- Exercise 1 -
Output the part of the Tropical Storm Cindy article that opens with the words containing "Don Noel carries" and closes with "hasn’t slowed down.", copied exactly.
- Exercise 2 -
Answer these questions from the Tropical Storm Cindy article:
(a) What is the name of the daughter Don Noel carries through the flooded roadway in New Orleans?
(b) What does the article say has not slowed down?
(c) Where did Cindy make landfall?
- Exercise 3 -
How would the Tropical Storm Cindy article go on after its last sentence? Write the next part.

- Document text -
-*-
Don Noel carries his daughter Alexis, 8, with his wife Lauren, right as they walk through a flooded roadway in New Orleans. Gerald Herbert/AP

Extreme rainfall events like Tropical Storm Cindy are becoming more common. But development on inland flood zones hasn’t slowed down.

Tropical storm Cindy made landfall near the Texas-Louisiana border early Thursday morning. Two states—Louisiana and Alabama—have declared a state of emergency. The storm has killed a 10-year-old boy in Alabama, while battering cities across a 500-mile stretch along the Gulf Coast with tornadoes, winds as high as 50 mph, and rainfall of up to 12 inches. Cindy has since been downgraded to a tropical depression, meaning sustained wind fell below 39 miles per hour. Up to 15 inches of rain could soak certain areas, according to the National Weather Service.
-*-
- Dataset section -
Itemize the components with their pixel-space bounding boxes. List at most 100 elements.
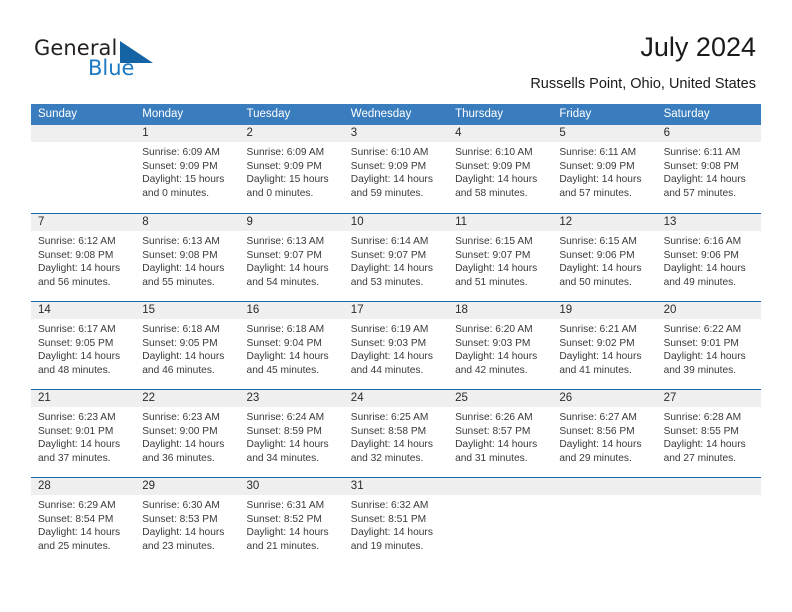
-*-
- Task output 1 -
Don Noel carries his daughter Alexis, 8, with his wife Lauren, right as they walk through a flooded roadway in New Orleans. Gerald Herbert/AP

Extreme rainfall events like Tropical Storm Cindy are becoming more common. But development on inland flood zones hasn’t slowed down.

- Task output 2 -
(a) Alexis
(b) Development on inland flood zones
(c) Near the Texas-Louisiana border

- Task output 3 -
It isn’t just the coastal cities that are feeling that impact: Millions more residents as far north as the Ohio Valley are also at risk of inland flooding due to the heavy rainfall and swelling waterways as the storm moves northeast toward the Mid-Atlantic region.

As the National Oceanic and Atmospheric Administration explains, the majority of deaths during hurricanes (which differ from tropical storms only in the speed of maximum sustained winds) don’t happen along the coast. Between 1970 and 1999, roughly 60 percent of deaths happened in inland communities. Within cities, those floods can also cause billions of dollars of damages.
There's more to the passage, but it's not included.